Records
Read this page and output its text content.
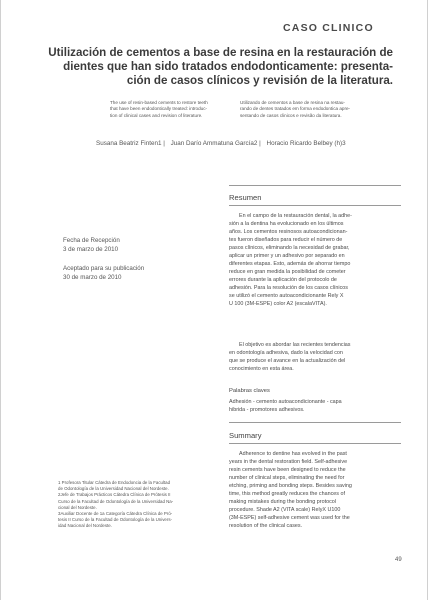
CASO CLINICO
Utilización de cementos a base de resina en la restauración de
dientes que han sido tratados endodonticamente: presenta-
ción de casos clínicos y revisión de la literatura.
The use of resin-based cements to restore teeth
that have been endodontically treated: introduc-
tion of clinical cases and revision of literature.
Utilizando de cementos a base de resina na restau-
rando de dentes tratados em forma endodontica apre-
sentando de casos clinicos e revisão da literatura.
Susana Beatriz Finten1 | Juan Darío Ammatuna García2 | Horacio Ricardo Belbey (h)3
Resumen
En el campo de la restauración dental, la adhe-
sión a la dentina ha evolucionado en los últimos
años. Los cementos resinosos autoacondicionan-
tes fueron diseñados para reducir el número de
pasos clínicos, eliminando la necesidad de grabar,
aplicar un primer y un adhesivo por separado en
diferentes etapas. Esto, además de ahorrar tiempo
reduce en gran medida la posibilidad de cometer
errores durante la aplicación del protocolo de
adhesión. Para la resolución de los casos clínicos
se utilizó el cemento autoacondicionante Rely X
U 100 (3M-ESPE) color A2 (escalaVITA).
El objetivo es abordar las recientes tendencias
en odontología adhesiva, dado la velocidad con
que se produce el avance en la actualización del
conocimiento en esta área.
Palabras claves
Adhesión - cemento autoacondicionante - capa
hibrida - promotores adhesivos.
Summary
Adherence to dentine has evolved in the past
years in the dental restoration field. Self-adhesive
resin cements have been designed to reduce the
number of clinical steps, eliminating the need for
etching, priming and bonding steps. Besides saving
time, this method greatly reduces the chances of
making mistakes during the bonding protocol
procedure. Shade A2 (VITA scale) RelyX U100
(3M-ESPE) self-adhesive cement was used for the
resolution of the clinical cases.
Fecha de Recepción
3 de marzo de 2010
Aceptado para su publicación
30 de marzo de 2010
1 Profesora Titular Cátedra de Endodoncia de la Facultad
de Odontología de la Universidad Nacional del Nordeste.
2Jefe de Trabajos Prácticos Cátedra Clínica de Prótesis II
Curso de la Facultad de Odontología de la Universidad Na-
cional del Nordeste.
3Auxiliar Docente de 1a Categoría Cátedra Clínica de Pró-
tesis II Curso de la Facultad de Odontología de la Univers-
idad Nacional del Nordeste.
49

* Problem
Except for the pictures, reproduce every line exactly.

* Answer to the problem
Read this page and output its text content.
CASO CLINICO
Utilización de cementos a base de resina en la restauración de
dientes que han sido tratados endodonticamente: presenta-
ción de casos clínicos y revisión de la literatura.
The use of resin-based cements to restore teeth
that have been endodontically treated: introduc-
tion of clinical cases and revision of literature.
Utilizando de cementos a base de resina na restau-
rando de dentes tratados em forma endodontica apre-
sentando de casos clinicos e revisão da literatura.
Susana Beatriz Finten1 | Juan Darío Ammatuna García2 | Horacio Ricardo Belbey (h)3
Resumen
En el campo de la restauración dental, la adhe-
sión a la dentina ha evolucionado en los últimos
años. Los cementos resinosos autoacondicionan-
tes fueron diseñados para reducir el número de
pasos clínicos, eliminando la necesidad de grabar,
aplicar un primer y un adhesivo por separado en
diferentes etapas. Esto, además de ahorrar tiempo
reduce en gran medida la posibilidad de cometer
errores durante la aplicación del protocolo de
adhesión. Para la resolución de los casos clínicos
se utilizó el cemento autoacondicionante Rely X
U 100 (3M-ESPE) color A2 (escalaVITA).
El objetivo es abordar las recientes tendencias
en odontología adhesiva, dado la velocidad con
que se produce el avance en la actualización del
conocimiento en esta área.
Palabras claves
Adhesión - cemento autoacondicionante - capa
hibrida - promotores adhesivos.
Summary
Adherence to dentine has evolved in the past
years in the dental restoration field. Self-adhesive
resin cements have been designed to reduce the
number of clinical steps, eliminating the need for
etching, priming and bonding steps. Besides saving
time, this method greatly reduces the chances of
making mistakes during the bonding protocol
procedure. Shade A2 (VITA scale) RelyX U100
(3M-ESPE) self-adhesive cement was used for the
resolution of the clinical cases.
Fecha de Recepción
3 de marzo de 2010
Aceptado para su publicación
30 de marzo de 2010
1 Profesora Titular Cátedra de Endodoncia de la Facultad
de Odontología de la Universidad Nacional del Nordeste.
2Jefe de Trabajos Prácticos Cátedra Clínica de Prótesis II
Curso de la Facultad de Odontología de la Universidad Na-
cional del Nordeste.
3Auxiliar Docente de 1a Categoría Cátedra Clínica de Pró-
tesis II Curso de la Facultad de Odontología de la Univers-
idad Nacional del Nordeste.
49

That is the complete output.